-- Excerpted records start --

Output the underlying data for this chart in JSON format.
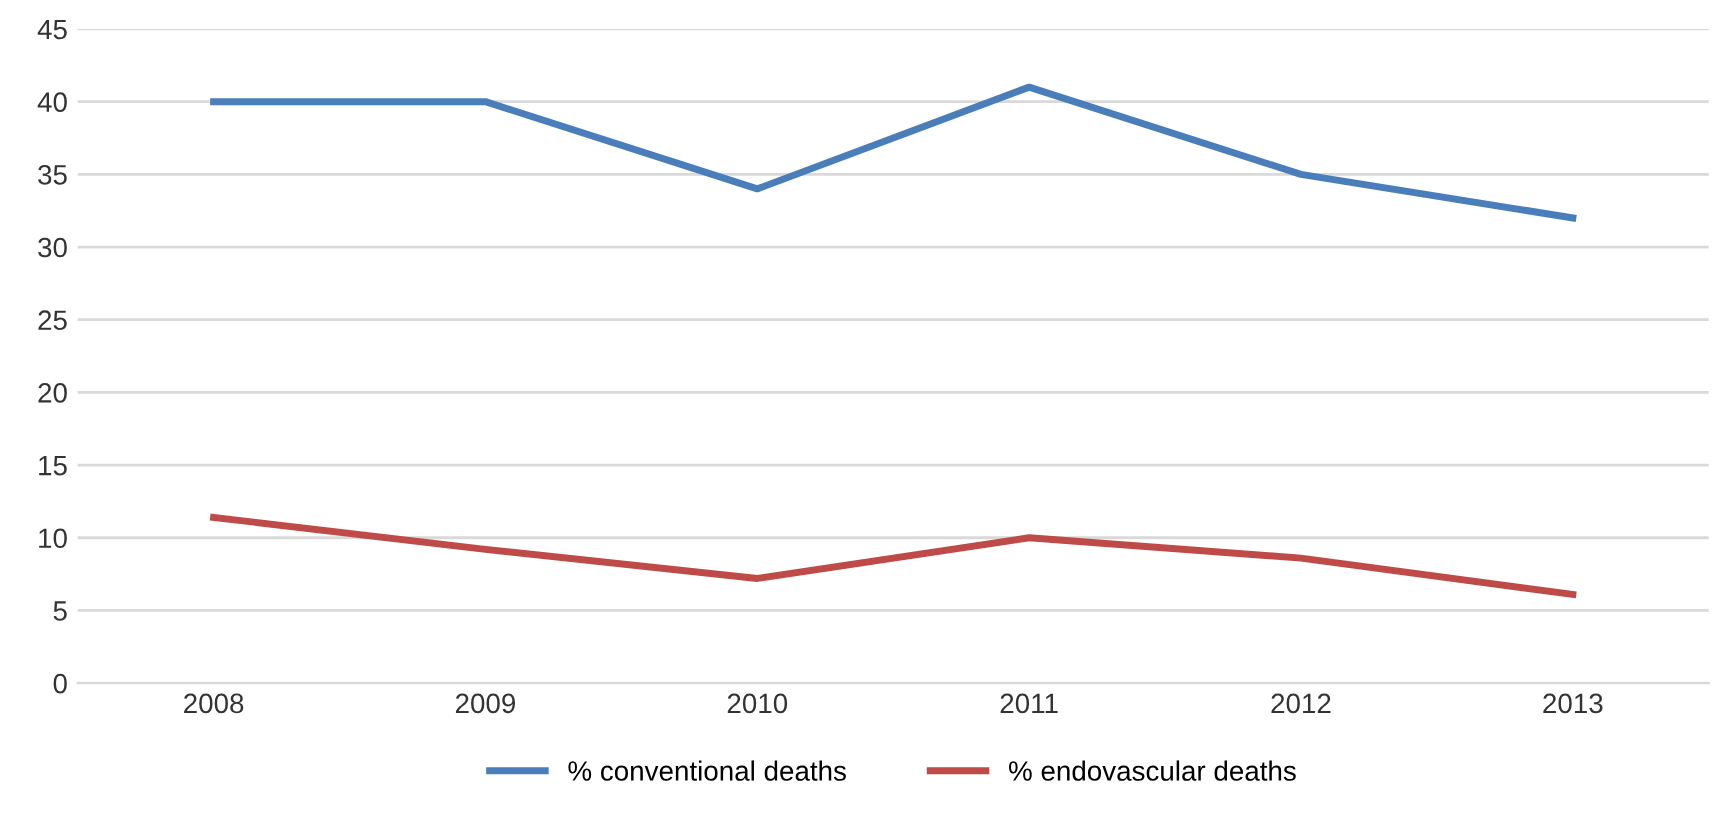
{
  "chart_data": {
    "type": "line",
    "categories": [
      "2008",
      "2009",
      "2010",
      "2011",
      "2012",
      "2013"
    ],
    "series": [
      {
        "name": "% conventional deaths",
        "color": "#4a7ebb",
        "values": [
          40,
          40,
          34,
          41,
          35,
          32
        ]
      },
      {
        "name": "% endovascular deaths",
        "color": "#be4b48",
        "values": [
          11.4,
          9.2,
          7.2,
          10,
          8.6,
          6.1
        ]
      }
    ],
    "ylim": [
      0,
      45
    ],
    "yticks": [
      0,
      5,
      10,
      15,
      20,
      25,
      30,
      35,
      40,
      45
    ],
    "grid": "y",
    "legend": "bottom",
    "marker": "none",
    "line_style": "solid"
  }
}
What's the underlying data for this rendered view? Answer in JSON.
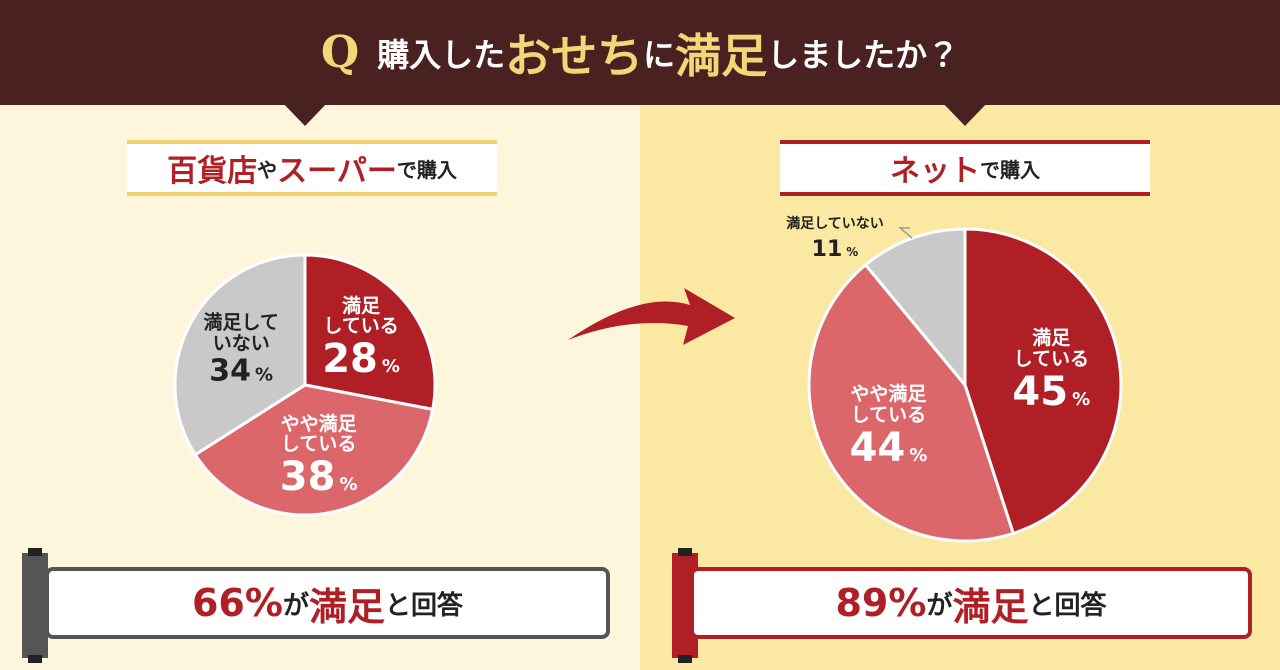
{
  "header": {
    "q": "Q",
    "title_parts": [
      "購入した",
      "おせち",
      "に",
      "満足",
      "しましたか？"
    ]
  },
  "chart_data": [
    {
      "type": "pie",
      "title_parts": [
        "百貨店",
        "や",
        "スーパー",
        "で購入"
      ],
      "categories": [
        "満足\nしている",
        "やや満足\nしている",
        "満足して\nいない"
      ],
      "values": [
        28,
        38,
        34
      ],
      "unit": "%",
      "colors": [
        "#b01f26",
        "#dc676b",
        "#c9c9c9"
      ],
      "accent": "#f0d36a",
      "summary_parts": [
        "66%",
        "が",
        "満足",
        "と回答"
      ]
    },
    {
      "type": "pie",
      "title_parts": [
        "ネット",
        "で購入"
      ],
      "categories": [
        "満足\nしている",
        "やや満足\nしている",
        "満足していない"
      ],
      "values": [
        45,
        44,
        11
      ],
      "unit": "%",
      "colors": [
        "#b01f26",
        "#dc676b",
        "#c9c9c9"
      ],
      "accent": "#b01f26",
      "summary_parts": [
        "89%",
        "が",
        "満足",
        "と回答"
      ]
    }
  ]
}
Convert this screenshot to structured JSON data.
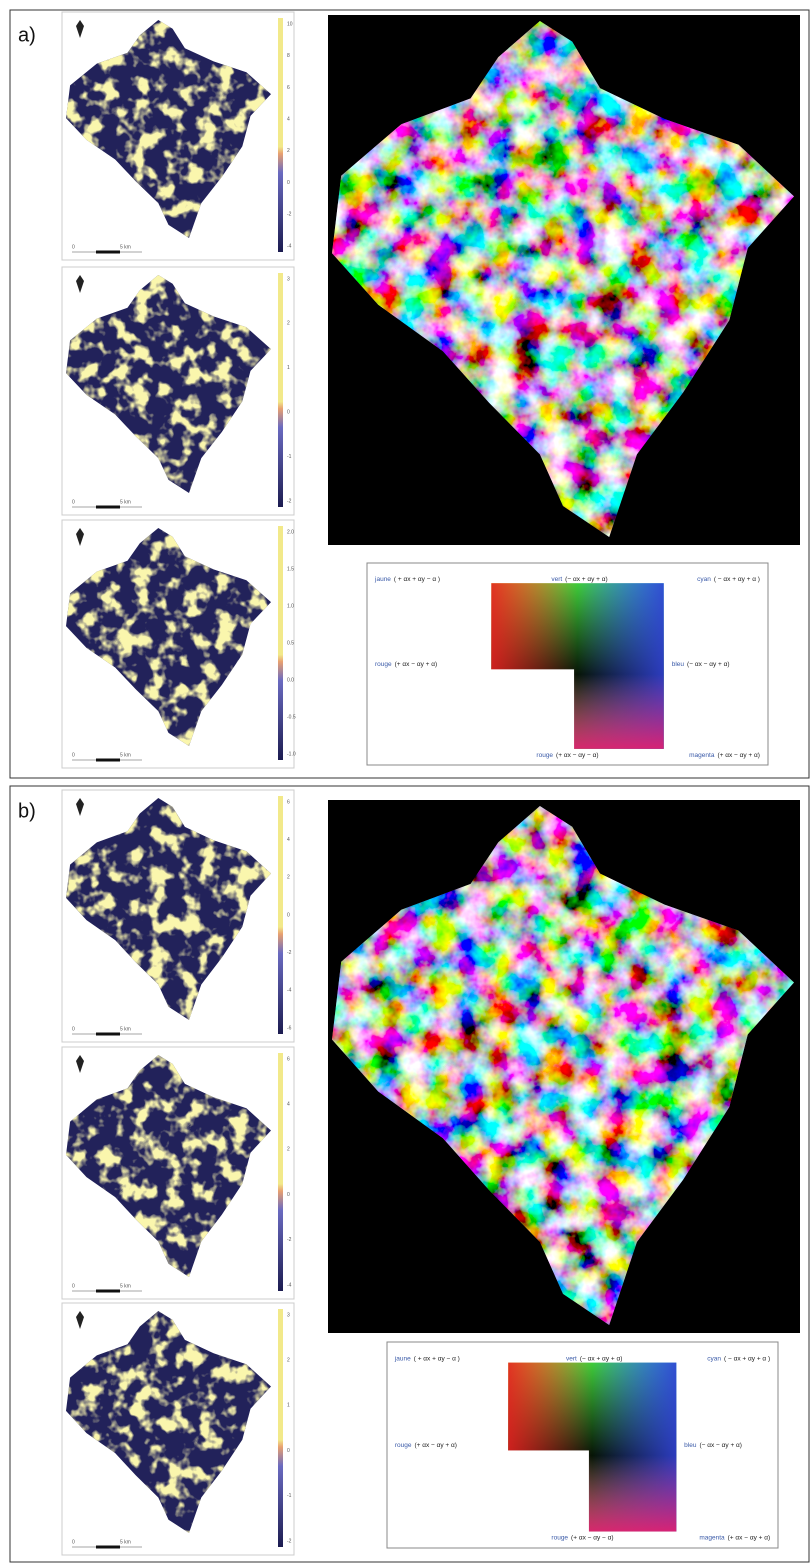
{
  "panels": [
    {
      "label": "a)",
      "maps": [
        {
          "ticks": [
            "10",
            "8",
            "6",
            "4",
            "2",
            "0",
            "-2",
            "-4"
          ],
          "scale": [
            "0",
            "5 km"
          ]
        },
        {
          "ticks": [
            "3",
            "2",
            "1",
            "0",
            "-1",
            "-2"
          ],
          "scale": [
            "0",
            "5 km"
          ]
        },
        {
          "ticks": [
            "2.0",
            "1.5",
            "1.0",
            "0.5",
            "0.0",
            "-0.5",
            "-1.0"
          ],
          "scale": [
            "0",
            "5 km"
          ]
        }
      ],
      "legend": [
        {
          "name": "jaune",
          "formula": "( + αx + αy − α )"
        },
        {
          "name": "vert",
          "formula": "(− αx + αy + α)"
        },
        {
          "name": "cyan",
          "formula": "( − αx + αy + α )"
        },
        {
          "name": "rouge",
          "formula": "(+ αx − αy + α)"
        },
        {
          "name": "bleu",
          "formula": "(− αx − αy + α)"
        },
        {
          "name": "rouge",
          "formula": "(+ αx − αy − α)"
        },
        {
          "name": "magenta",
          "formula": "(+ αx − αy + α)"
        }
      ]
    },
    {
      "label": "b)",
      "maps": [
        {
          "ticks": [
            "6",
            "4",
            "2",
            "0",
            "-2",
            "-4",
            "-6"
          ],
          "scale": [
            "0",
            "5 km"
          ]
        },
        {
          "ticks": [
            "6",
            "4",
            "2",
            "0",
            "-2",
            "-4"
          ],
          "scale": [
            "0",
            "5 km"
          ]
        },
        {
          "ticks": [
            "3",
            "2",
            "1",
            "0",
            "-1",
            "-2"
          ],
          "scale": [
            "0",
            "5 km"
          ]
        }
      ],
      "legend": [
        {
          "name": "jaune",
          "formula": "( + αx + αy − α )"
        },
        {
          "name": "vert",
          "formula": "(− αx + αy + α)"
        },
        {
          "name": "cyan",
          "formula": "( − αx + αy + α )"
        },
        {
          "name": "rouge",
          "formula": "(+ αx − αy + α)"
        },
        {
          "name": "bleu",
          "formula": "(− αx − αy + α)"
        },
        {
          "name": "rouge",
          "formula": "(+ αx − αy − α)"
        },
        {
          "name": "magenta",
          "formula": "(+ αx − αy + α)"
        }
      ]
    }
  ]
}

-- Excerpted records end --

→ **Task statement**: Quote each entry above verbatim and drop the pictures.

→ **Answer to the task**:
Output the underlying data for this chart in JSON format.
{
  "chart_data": {
    "type": "line",
    "categories": [
      "2008",
      "2009",
      "2010",
      "2011",
      "2012",
      "2013"
    ],
    "series": [
      {
        "name": "% conventional deaths",
        "color": "#4a7ebb",
        "values": [
          40,
          40,
          34,
          41,
          35,
          32
        ]
      },
      {
        "name": "% endovascular deaths",
        "color": "#be4b48",
        "values": [
          11.4,
          9.2,
          7.2,
          10,
          8.6,
          6.1
        ]
      }
    ],
    "ylim": [
      0,
      45
    ],
    "yticks": [
      0,
      5,
      10,
      15,
      20,
      25,
      30,
      35,
      40,
      45
    ],
    "grid": "y",
    "legend": "bottom",
    "marker": "none",
    "line_style": "solid"
  }
}
What's the underlying data for this rendered view? Answer in JSON.
{
  "header": {
    "q": "Q",
    "title_parts": [
      "購入した",
      "おせち",
      "に",
      "満足",
      "しましたか？"
    ]
  },
  "chart_data": [
    {
      "type": "pie",
      "title_parts": [
        "百貨店",
        "や",
        "スーパー",
        "で購入"
      ],
      "categories": [
        "満足\nしている",
        "やや満足\nしている",
        "満足して\nいない"
      ],
      "values": [
        28,
        38,
        34
      ],
      "unit": "%",
      "colors": [
        "#b01f26",
        "#dc676b",
        "#c9c9c9"
      ],
      "accent": "#f0d36a",
      "summary_parts": [
        "66%",
        "が",
        "満足",
        "と回答"
      ]
    },
    {
      "type": "pie",
      "title_parts": [
        "ネット",
        "で購入"
      ],
      "categories": [
        "満足\nしている",
        "やや満足\nしている",
        "満足していない"
      ],
      "values": [
        45,
        44,
        11
      ],
      "unit": "%",
      "colors": [
        "#b01f26",
        "#dc676b",
        "#c9c9c9"
      ],
      "accent": "#b01f26",
      "summary_parts": [
        "89%",
        "が",
        "満足",
        "と回答"
      ]
    }
  ]
}
Convert this screenshot to structured JSON data.
{
  "panels": [
    {
      "label": "a)",
      "maps": [
        {
          "ticks": [
            "10",
            "8",
            "6",
            "4",
            "2",
            "0",
            "-2",
            "-4"
          ],
          "scale": [
            "0",
            "5 km"
          ]
        },
        {
          "ticks": [
            "3",
            "2",
            "1",
            "0",
            "-1",
            "-2"
          ],
          "scale": [
            "0",
            "5 km"
          ]
        },
        {
          "ticks": [
            "2.0",
            "1.5",
            "1.0",
            "0.5",
            "0.0",
            "-0.5",
            "-1.0"
          ],
          "scale": [
            "0",
            "5 km"
          ]
        }
      ],
      "legend": [
        {
          "name": "jaune",
          "formula": "( + αx + αy − α )"
        },
        {
          "name": "vert",
          "formula": "(− αx + αy + α)"
        },
        {
          "name": "cyan",
          "formula": "( − αx + αy + α )"
        },
        {
          "name": "rouge",
          "formula": "(+ αx − αy + α)"
        },
        {
          "name": "bleu",
          "formula": "(− αx − αy + α)"
        },
        {
          "name": "rouge",
          "formula": "(+ αx − αy − α)"
        },
        {
          "name": "magenta",
          "formula": "(+ αx − αy + α)"
        }
      ]
    },
    {
      "label": "b)",
      "maps": [
        {
          "ticks": [
            "6",
            "4",
            "2",
            "0",
            "-2",
            "-4",
            "-6"
          ],
          "scale": [
            "0",
            "5 km"
          ]
        },
        {
          "ticks": [
            "6",
            "4",
            "2",
            "0",
            "-2",
            "-4"
          ],
          "scale": [
            "0",
            "5 km"
          ]
        },
        {
          "ticks": [
            "3",
            "2",
            "1",
            "0",
            "-1",
            "-2"
          ],
          "scale": [
            "0",
            "5 km"
          ]
        }
      ],
      "legend": [
        {
          "name": "jaune",
          "formula": "( + αx + αy − α )"
        },
        {
          "name": "vert",
          "formula": "(− αx + αy + α)"
        },
        {
          "name": "cyan",
          "formula": "( − αx + αy + α )"
        },
        {
          "name": "rouge",
          "formula": "(+ αx − αy + α)"
        },
        {
          "name": "bleu",
          "formula": "(− αx − αy + α)"
        },
        {
          "name": "rouge",
          "formula": "(+ αx − αy − α)"
        },
        {
          "name": "magenta",
          "formula": "(+ αx − αy + α)"
        }
      ]
    }
  ]
}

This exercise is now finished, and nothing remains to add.